__STATED TASK__:
Output every entry exactly as written.

+++ RECORDED DATA

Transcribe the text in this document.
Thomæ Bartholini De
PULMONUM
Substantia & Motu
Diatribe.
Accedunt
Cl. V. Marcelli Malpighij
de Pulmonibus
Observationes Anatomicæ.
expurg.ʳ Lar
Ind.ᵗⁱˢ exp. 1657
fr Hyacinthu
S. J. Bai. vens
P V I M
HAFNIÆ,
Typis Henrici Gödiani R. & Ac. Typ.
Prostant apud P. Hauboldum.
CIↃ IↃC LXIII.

++++++

__FINISHED EXERCISE__:
Transcribe the text in this document.
Thomæ Bartholini De
PULMONUM
Substantia & Motu
Diatribe.
Accedunt
Cl. V. Marcelli Malpighij
de Pulmonibus
Observationes Anatomicæ.
expurg.ʳ Lar
Ind.ᵗⁱˢ exp. 1657
fr Hyacinthu
S. J. Bai. vens
P V I M
HAFNIÆ,
Typis Henrici Gödiani R. & Ac. Typ.
Prostant apud P. Hauboldum.
CIↃ IↃC LXIII.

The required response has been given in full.